→ **Description of the task**: The material below should be written out in full and exactly; pictures stay out of the copy.

[Items from a data source]
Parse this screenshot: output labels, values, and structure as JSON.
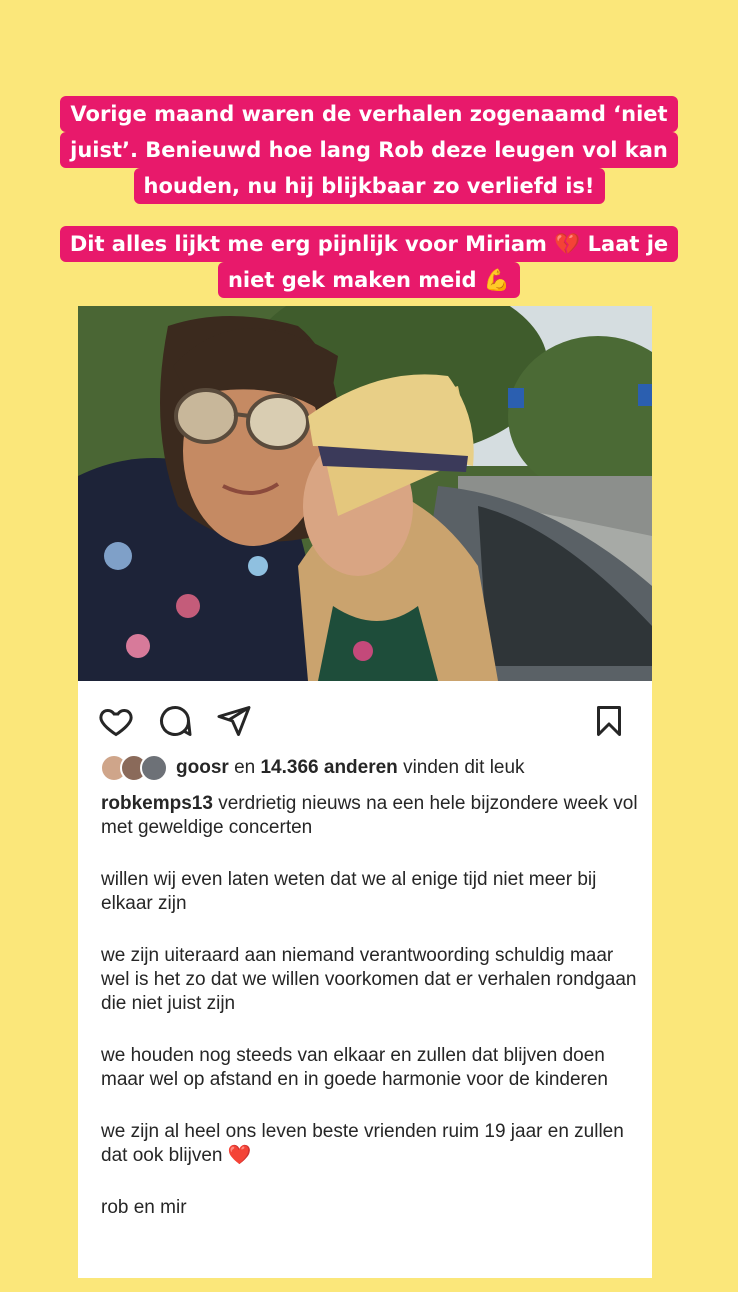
{
  "story": {
    "caption1_lines": [
      "Vorige maand waren de verhalen zogenaamd ‘niet",
      "juist’. Benieuwd hoe lang Rob deze leugen vol kan",
      "houden, nu hij blijkbaar zo verliefd is!"
    ],
    "caption2_lines": [
      "Dit alles lijkt me erg pijnlijk voor Miriam 💔 Laat je",
      "niet gek maken meid 💪"
    ],
    "background_color": "#fbe77a",
    "caption_color": "#e8196b"
  },
  "post": {
    "actions": {
      "like_icon": "heart-icon",
      "comment_icon": "comment-icon",
      "share_icon": "share-icon",
      "save_icon": "bookmark-icon"
    },
    "likes": {
      "user": "goosr",
      "connector": "en",
      "count_text": "14.366 anderen",
      "suffix": "vinden dit leuk"
    },
    "caption": {
      "username": "robkemps13",
      "paragraphs": [
        "verdrietig nieuws na een hele bijzondere week vol met geweldige concerten",
        "willen wij even laten weten dat we al enige tijd niet meer bij elkaar zijn",
        "we zijn uiteraard aan niemand verantwoording schuldig maar wel is het zo dat we willen voorkomen dat er verhalen rondgaan die niet juist zijn",
        "we houden nog steeds van elkaar en zullen dat blijven doen",
        "maar wel op afstand en in goede harmonie voor de kinderen",
        "we zijn al heel ons leven beste vrienden ruim 19 jaar en zullen dat ook blijven",
        "rob en mir"
      ],
      "heart_emoji": "❤️"
    }
  }
}
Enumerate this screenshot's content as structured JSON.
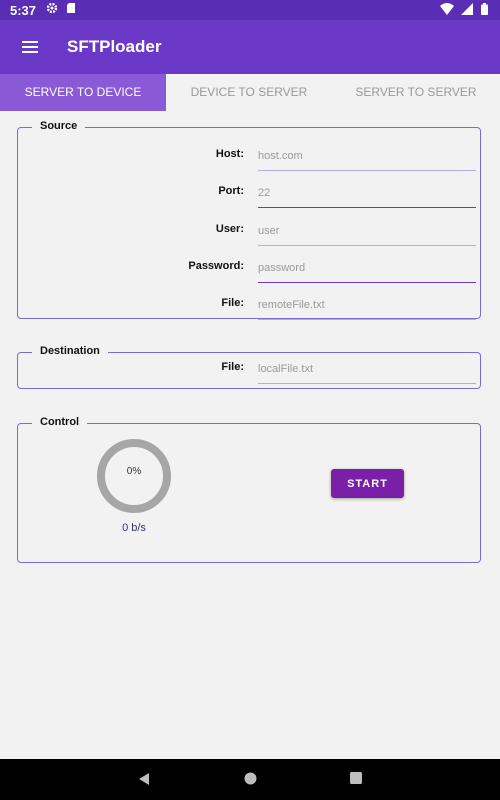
{
  "status_bar": {
    "time": "5:37",
    "left_icons": [
      "gear-icon",
      "sd-card-icon"
    ],
    "right_icons": [
      "wifi-icon",
      "signal-icon",
      "battery-icon"
    ]
  },
  "toolbar": {
    "title": "SFTPloader",
    "color": "#6a39c7"
  },
  "tabs": [
    {
      "label": "SERVER TO DEVICE",
      "active": true
    },
    {
      "label": "DEVICE TO SERVER",
      "active": false
    },
    {
      "label": "SERVER TO SERVER",
      "active": false
    }
  ],
  "source": {
    "title": "Source",
    "host": {
      "label": "Host:",
      "placeholder": "host.com"
    },
    "port": {
      "label": "Port:",
      "placeholder": "22"
    },
    "user": {
      "label": "User:",
      "placeholder": "user"
    },
    "password": {
      "label": "Password:",
      "placeholder": "password"
    },
    "file": {
      "label": "File:",
      "placeholder": "remoteFile.txt"
    }
  },
  "destination": {
    "title": "Destination",
    "file": {
      "label": "File:",
      "placeholder": "localFile.txt"
    }
  },
  "control": {
    "title": "Control",
    "progress": 0,
    "progress_text": "0%",
    "speed": "0 b/s",
    "start_label": "START",
    "button_color": "#7a1fa8"
  },
  "nav_bar": {
    "icons": [
      "back-icon",
      "home-icon",
      "recents-icon"
    ]
  }
}
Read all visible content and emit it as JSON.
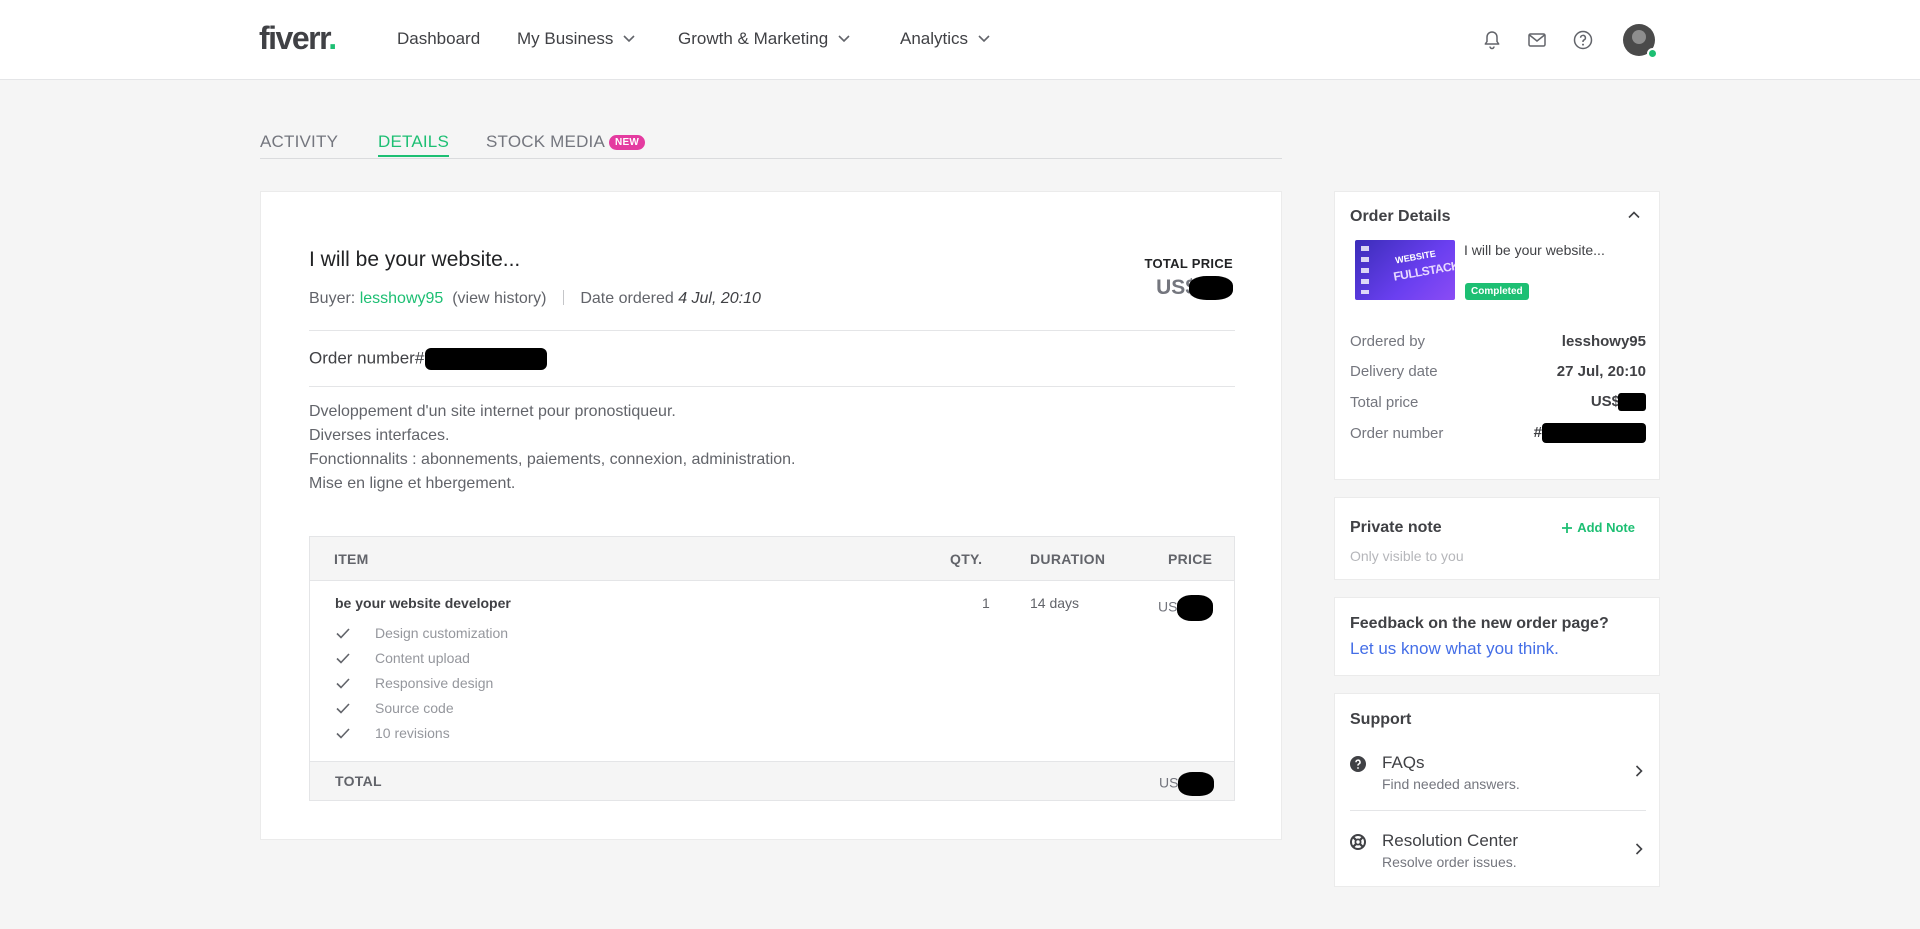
{
  "header": {
    "logo": "fiverr",
    "logo_dot": ".",
    "nav": [
      {
        "label": "Dashboard"
      },
      {
        "label": "My Business"
      },
      {
        "label": "Growth & Marketing"
      },
      {
        "label": "Analytics"
      }
    ]
  },
  "tabs": {
    "activity": "ACTIVITY",
    "details": "DETAILS",
    "stock_media": "STOCK MEDIA",
    "new_badge": "NEW"
  },
  "order": {
    "title": "I will be your website...",
    "buyer_label": "Buyer:",
    "buyer": "lesshowy95",
    "view_history": "(view history)",
    "date_label": "Date ordered",
    "date": "4 Jul, 20:10",
    "total_price_label": "TOTAL PRICE",
    "currency": "US$",
    "order_number_label": "Order number#",
    "description": [
      "Dveloppement d'un site internet pour pronostiqueur.",
      "Diverses interfaces.",
      "Fonctionnalits : abonnements, paiements, connexion, administration.",
      "Mise en ligne et hbergement."
    ]
  },
  "table": {
    "headers": {
      "item": "ITEM",
      "qty": "QTY.",
      "duration": "DURATION",
      "price": "PRICE"
    },
    "item_name": "be your website developer",
    "qty": "1",
    "duration": "14 days",
    "price_currency": "US$",
    "features": [
      "Design customization",
      "Content upload",
      "Responsive design",
      "Source code",
      "10 revisions"
    ],
    "total_label": "TOTAL",
    "total_currency": "US$"
  },
  "sidebar": {
    "order_details": {
      "title": "Order Details",
      "gig_title": "I will be your website...",
      "thumb_line1": "WEBSITE",
      "thumb_line2": "FULLSTACK",
      "status": "Completed",
      "ordered_by_label": "Ordered by",
      "ordered_by": "lesshowy95",
      "delivery_label": "Delivery date",
      "delivery": "27 Jul, 20:10",
      "total_label": "Total price",
      "total_currency": "US$",
      "order_number_label": "Order number",
      "order_number_prefix": "#"
    },
    "private_note": {
      "title": "Private note",
      "add": "Add Note",
      "sub": "Only visible to you"
    },
    "feedback": {
      "title": "Feedback on the new order page?",
      "link": "Let us know what you think."
    },
    "support": {
      "title": "Support",
      "faqs": "FAQs",
      "faqs_sub": "Find needed answers.",
      "resolution": "Resolution Center",
      "resolution_sub": "Resolve order issues."
    }
  },
  "colors": {
    "brand_green": "#1dbf73",
    "new_badge": "#e43ba0",
    "link_blue": "#446ee7"
  }
}
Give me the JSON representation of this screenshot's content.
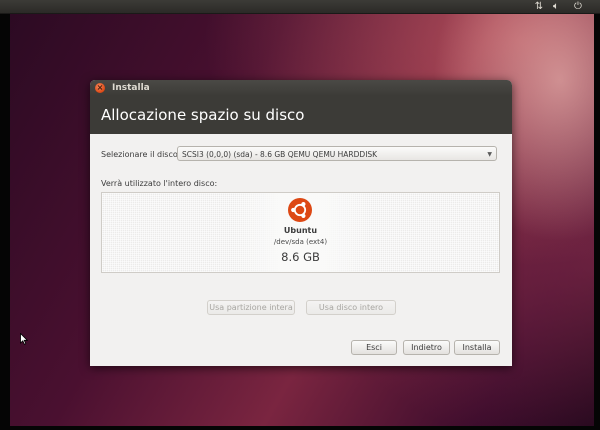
{
  "tray": {
    "network_icon": "network-arrows-icon",
    "volume_icon": "speaker-icon",
    "power_icon": "power-icon"
  },
  "window": {
    "title": "Installa",
    "close_glyph": "×"
  },
  "page": {
    "title": "Allocazione spazio su disco"
  },
  "disk_selector": {
    "label": "Selezionare il disco:",
    "value": "SCSI3 (0,0,0) (sda) - 8.6 GB QEMU QEMU HARDDISK"
  },
  "partition_area": {
    "label": "Verrà utilizzato l'intero disco:",
    "os_name": "Ubuntu",
    "device": "/dev/sda (ext4)",
    "size": "8.6 GB",
    "logo_color": "#dd4814"
  },
  "actions": {
    "use_partition": "Usa partizione intera",
    "use_disk": "Usa disco intero",
    "quit": "Esci",
    "back": "Indietro",
    "install": "Installa"
  },
  "colors": {
    "accent": "#dd4814",
    "header_bg": "#3c3b37"
  }
}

→ **Result for this task**:
Parse this screenshot: output labels, values, and structure as JSON.
{
  "story": {
    "caption1_lines": [
      "Vorige maand waren de verhalen zogenaamd ‘niet",
      "juist’. Benieuwd hoe lang Rob deze leugen vol kan",
      "houden, nu hij blijkbaar zo verliefd is!"
    ],
    "caption2_lines": [
      "Dit alles lijkt me erg pijnlijk voor Miriam 💔 Laat je",
      "niet gek maken meid 💪"
    ],
    "background_color": "#fbe77a",
    "caption_color": "#e8196b"
  },
  "post": {
    "actions": {
      "like_icon": "heart-icon",
      "comment_icon": "comment-icon",
      "share_icon": "share-icon",
      "save_icon": "bookmark-icon"
    },
    "likes": {
      "user": "goosr",
      "connector": "en",
      "count_text": "14.366 anderen",
      "suffix": "vinden dit leuk"
    },
    "caption": {
      "username": "robkemps13",
      "paragraphs": [
        "verdrietig nieuws na een hele bijzondere week vol met geweldige concerten",
        "willen wij even laten weten dat we al enige tijd niet meer bij elkaar zijn",
        "we zijn uiteraard aan niemand verantwoording schuldig maar wel is het zo dat we willen voorkomen dat er verhalen rondgaan die niet juist zijn",
        "we houden nog steeds van elkaar en zullen dat blijven doen",
        "maar wel op afstand en in goede harmonie voor de kinderen",
        "we zijn al heel ons leven beste vrienden ruim 19 jaar en zullen dat ook blijven",
        "rob en mir"
      ],
      "heart_emoji": "❤️"
    }
  }
}
Enumerate this screenshot's content as structured JSON.
{
  "status_bar": {
    "time": "5:37",
    "left_icons": [
      "gear-icon",
      "sd-card-icon"
    ],
    "right_icons": [
      "wifi-icon",
      "signal-icon",
      "battery-icon"
    ]
  },
  "toolbar": {
    "title": "SFTPloader",
    "color": "#6a39c7"
  },
  "tabs": [
    {
      "label": "SERVER TO DEVICE",
      "active": true
    },
    {
      "label": "DEVICE TO SERVER",
      "active": false
    },
    {
      "label": "SERVER TO SERVER",
      "active": false
    }
  ],
  "source": {
    "title": "Source",
    "host": {
      "label": "Host:",
      "placeholder": "host.com"
    },
    "port": {
      "label": "Port:",
      "placeholder": "22"
    },
    "user": {
      "label": "User:",
      "placeholder": "user"
    },
    "password": {
      "label": "Password:",
      "placeholder": "password"
    },
    "file": {
      "label": "File:",
      "placeholder": "remoteFile.txt"
    }
  },
  "destination": {
    "title": "Destination",
    "file": {
      "label": "File:",
      "placeholder": "localFile.txt"
    }
  },
  "control": {
    "title": "Control",
    "progress": 0,
    "progress_text": "0%",
    "speed": "0 b/s",
    "start_label": "START",
    "button_color": "#7a1fa8"
  },
  "nav_bar": {
    "icons": [
      "back-icon",
      "home-icon",
      "recents-icon"
    ]
  }
}
Read all visible content and emit it as JSON.
{
  "header": {
    "logo": "fiverr",
    "logo_dot": ".",
    "nav": [
      {
        "label": "Dashboard"
      },
      {
        "label": "My Business"
      },
      {
        "label": "Growth & Marketing"
      },
      {
        "label": "Analytics"
      }
    ]
  },
  "tabs": {
    "activity": "ACTIVITY",
    "details": "DETAILS",
    "stock_media": "STOCK MEDIA",
    "new_badge": "NEW"
  },
  "order": {
    "title": "I will be your website...",
    "buyer_label": "Buyer:",
    "buyer": "lesshowy95",
    "view_history": "(view history)",
    "date_label": "Date ordered",
    "date": "4 Jul, 20:10",
    "total_price_label": "TOTAL PRICE",
    "currency": "US$",
    "order_number_label": "Order number#",
    "description": [
      "Dveloppement d'un site internet pour pronostiqueur.",
      "Diverses interfaces.",
      "Fonctionnalits : abonnements, paiements, connexion, administration.",
      "Mise en ligne et hbergement."
    ]
  },
  "table": {
    "headers": {
      "item": "ITEM",
      "qty": "QTY.",
      "duration": "DURATION",
      "price": "PRICE"
    },
    "item_name": "be your website developer",
    "qty": "1",
    "duration": "14 days",
    "price_currency": "US$",
    "features": [
      "Design customization",
      "Content upload",
      "Responsive design",
      "Source code",
      "10 revisions"
    ],
    "total_label": "TOTAL",
    "total_currency": "US$"
  },
  "sidebar": {
    "order_details": {
      "title": "Order Details",
      "gig_title": "I will be your website...",
      "thumb_line1": "WEBSITE",
      "thumb_line2": "FULLSTACK",
      "status": "Completed",
      "ordered_by_label": "Ordered by",
      "ordered_by": "lesshowy95",
      "delivery_label": "Delivery date",
      "delivery": "27 Jul, 20:10",
      "total_label": "Total price",
      "total_currency": "US$",
      "order_number_label": "Order number",
      "order_number_prefix": "#"
    },
    "private_note": {
      "title": "Private note",
      "add": "Add Note",
      "sub": "Only visible to you"
    },
    "feedback": {
      "title": "Feedback on the new order page?",
      "link": "Let us know what you think."
    },
    "support": {
      "title": "Support",
      "faqs": "FAQs",
      "faqs_sub": "Find needed answers.",
      "resolution": "Resolution Center",
      "resolution_sub": "Resolve order issues."
    }
  },
  "colors": {
    "brand_green": "#1dbf73",
    "new_badge": "#e43ba0",
    "link_blue": "#446ee7"
  }
}
Give me the JSON representation of this screenshot's content.
{
  "tray": {
    "network_icon": "network-arrows-icon",
    "volume_icon": "speaker-icon",
    "power_icon": "power-icon"
  },
  "window": {
    "title": "Installa",
    "close_glyph": "×"
  },
  "page": {
    "title": "Allocazione spazio su disco"
  },
  "disk_selector": {
    "label": "Selezionare il disco:",
    "value": "SCSI3 (0,0,0) (sda) - 8.6 GB QEMU QEMU HARDDISK"
  },
  "partition_area": {
    "label": "Verrà utilizzato l'intero disco:",
    "os_name": "Ubuntu",
    "device": "/dev/sda (ext4)",
    "size": "8.6 GB",
    "logo_color": "#dd4814"
  },
  "actions": {
    "use_partition": "Usa partizione intera",
    "use_disk": "Usa disco intero",
    "quit": "Esci",
    "back": "Indietro",
    "install": "Installa"
  },
  "colors": {
    "accent": "#dd4814",
    "header_bg": "#3c3b37"
  }
}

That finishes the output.